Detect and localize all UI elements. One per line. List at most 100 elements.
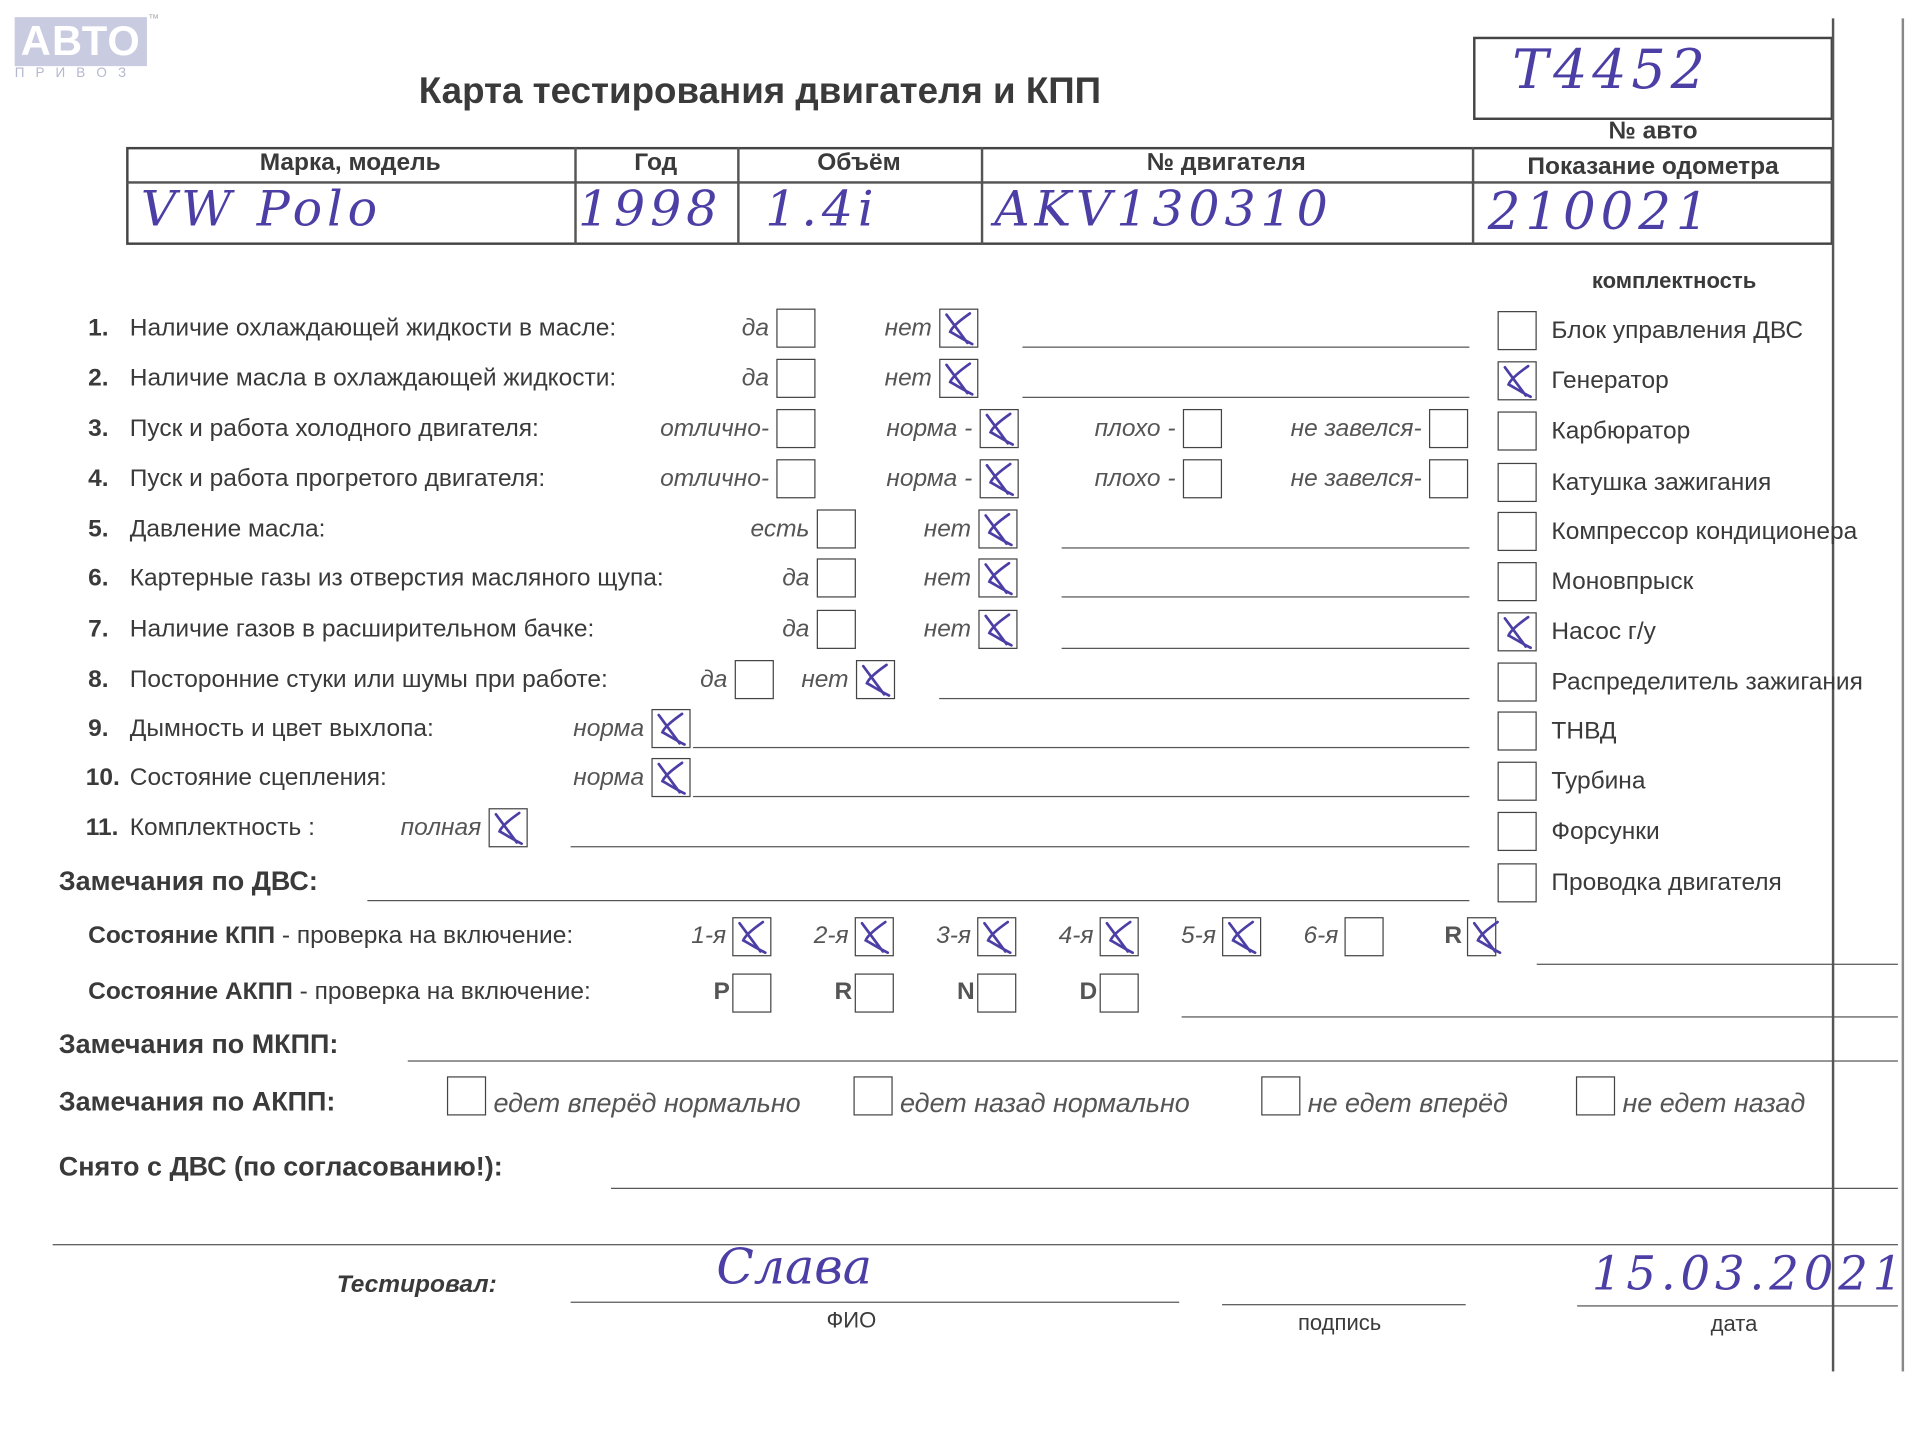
manual-remarks-line[interactable] <box>407 1060 1898 1062</box>
checkbox-3-1[interactable] <box>776 408 816 449</box>
completeness-checkbox[interactable] <box>1497 361 1537 401</box>
checkbox-2-2[interactable] <box>939 358 979 398</box>
position-checkbox[interactable] <box>732 973 772 1013</box>
question-number: 1. <box>88 314 109 342</box>
completeness-checkbox[interactable] <box>1497 711 1537 751</box>
car-number-value: Т4452 <box>1512 39 1710 102</box>
year-value: 1998 <box>577 181 723 238</box>
checkbox-3-3[interactable] <box>1182 408 1223 449</box>
logo-subtitle: П Р И В О З <box>14 66 130 81</box>
option-label: нет <box>884 364 932 392</box>
auto-remark-checkbox[interactable] <box>446 1076 487 1116</box>
checkbox-2-1[interactable] <box>776 358 816 398</box>
checkbox-7-2[interactable] <box>978 609 1018 649</box>
completeness-checkbox[interactable] <box>1497 411 1537 451</box>
completeness-label: Насос г/у <box>1551 618 1656 646</box>
removed-label: Снято с ДВС (по согласованию!): <box>58 1151 503 1182</box>
page-title: Карта тестирования двигателя и КПП <box>418 71 1102 112</box>
completeness-checkbox[interactable] <box>1497 562 1537 602</box>
question-number: 8. <box>88 666 109 694</box>
signature-line[interactable] <box>1222 1304 1466 1306</box>
checkbox-10-1[interactable] <box>651 757 691 798</box>
completeness-label: Форсунки <box>1551 817 1660 845</box>
option-label: норма <box>573 764 645 792</box>
question-number: 9. <box>88 715 109 743</box>
auto-remarks-label: Замечания по АКПП: <box>58 1086 336 1117</box>
option-label: есть <box>750 515 810 543</box>
checkbox-9-1[interactable] <box>651 708 691 749</box>
question-number: 5. <box>88 515 109 543</box>
engine-remarks-line[interactable] <box>367 900 1470 902</box>
checkbox-4-3[interactable] <box>1182 459 1223 499</box>
position-checkbox[interactable] <box>854 973 894 1013</box>
completeness-label: Проводка двигателя <box>1551 869 1782 897</box>
position-checkbox[interactable] <box>977 973 1017 1013</box>
check-mark-icon <box>983 920 1012 955</box>
completeness-checkbox[interactable] <box>1497 462 1537 503</box>
check-mark-icon <box>861 663 891 697</box>
checkbox-8-2[interactable] <box>855 660 896 700</box>
answer-line[interactable] <box>693 795 1470 798</box>
question-text: Состояние сцепления: <box>129 764 387 792</box>
checkbox-1-1[interactable] <box>776 308 816 348</box>
answer-line[interactable] <box>693 746 1470 749</box>
completeness-checkbox[interactable] <box>1497 311 1537 351</box>
question-text: Пуск и работа холодного двигателя: <box>129 415 539 443</box>
completeness-checkbox[interactable] <box>1497 761 1537 801</box>
question-number: 6. <box>88 564 109 592</box>
completeness-checkbox[interactable] <box>1497 811 1537 852</box>
checkbox-4-1[interactable] <box>776 459 816 499</box>
gear-checkbox[interactable] <box>732 917 772 957</box>
checkbox-8-1[interactable] <box>734 660 774 700</box>
answer-line[interactable] <box>1022 396 1470 398</box>
gear-checkbox[interactable] <box>977 917 1017 957</box>
auto-remark-checkbox[interactable] <box>1261 1076 1301 1116</box>
auto-gearbox-label: Состояние АКПП - проверка на включение: <box>88 978 591 1006</box>
position-checkbox[interactable] <box>1099 973 1139 1013</box>
gear-checkbox[interactable] <box>1099 917 1139 957</box>
answer-line[interactable] <box>1061 647 1470 649</box>
completeness-checkbox[interactable] <box>1497 662 1537 702</box>
option-label: нет <box>923 615 972 643</box>
checkbox-5-2[interactable] <box>978 509 1018 549</box>
checkbox-3-4[interactable] <box>1428 408 1469 449</box>
check-mark-icon <box>738 920 767 955</box>
auto-remark-checkbox[interactable] <box>853 1076 893 1116</box>
checkbox-5-1[interactable] <box>816 509 856 549</box>
question-text: Пуск и работа прогретого двигателя: <box>129 465 546 493</box>
checkbox-7-1[interactable] <box>816 609 856 649</box>
name-line[interactable] <box>570 1301 1180 1303</box>
checkbox-11-1[interactable] <box>488 808 528 848</box>
date-line[interactable] <box>1577 1305 1898 1307</box>
answer-line[interactable] <box>1022 346 1470 348</box>
answer-line[interactable] <box>939 697 1470 700</box>
gear-label: 2-я <box>813 922 849 949</box>
gear-checkbox[interactable] <box>1344 917 1384 957</box>
checkbox-4-2[interactable] <box>979 459 1019 499</box>
option-label: норма <box>573 715 645 743</box>
gear-checkbox[interactable] <box>1466 917 1502 957</box>
answer-line[interactable] <box>1061 596 1470 598</box>
auto-remark-checkbox[interactable] <box>1575 1076 1616 1116</box>
removed-line[interactable] <box>611 1187 1898 1189</box>
completeness-checkbox[interactable] <box>1497 511 1537 552</box>
checkbox-3-2[interactable] <box>979 408 1019 449</box>
completeness-checkbox[interactable] <box>1497 612 1537 652</box>
gear-checkbox[interactable] <box>1222 917 1262 957</box>
check-mark-icon <box>985 412 1015 446</box>
completeness-label: Моновпрыск <box>1551 568 1694 596</box>
answer-line[interactable] <box>570 846 1470 848</box>
question-text: Комплектность : <box>129 814 315 842</box>
answer-line[interactable] <box>1061 547 1470 549</box>
position-label: P <box>713 978 730 1006</box>
gear-checkbox[interactable] <box>854 917 894 957</box>
check-mark-icon <box>1503 615 1532 650</box>
date-caption: дата <box>1710 1311 1758 1336</box>
completeness-checkbox[interactable] <box>1497 863 1537 903</box>
checkbox-4-4[interactable] <box>1428 459 1469 499</box>
check-mark-icon <box>1472 920 1502 955</box>
checkbox-6-1[interactable] <box>816 558 856 598</box>
signature-caption: подпись <box>1297 1310 1382 1335</box>
checkbox-1-2[interactable] <box>939 308 979 348</box>
checkbox-6-2[interactable] <box>978 558 1018 598</box>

+--

TASK OBJECTIVE =
Set down, without alteration, the lines of the material above from the line containing "manual-remarks-line[interactable] <box>407 1060" through the line containing "checkbox-2-2[interactable] <box>939 358", both included.

ANSWER TO THIS PROBLEM =
manual-remarks-line[interactable] <box>407 1060 1898 1062</box>
checkbox-3-1[interactable] <box>776 408 816 449</box>
completeness-checkbox[interactable] <box>1497 361 1537 401</box>
checkbox-2-2[interactable] <box>939 358 979 398</box>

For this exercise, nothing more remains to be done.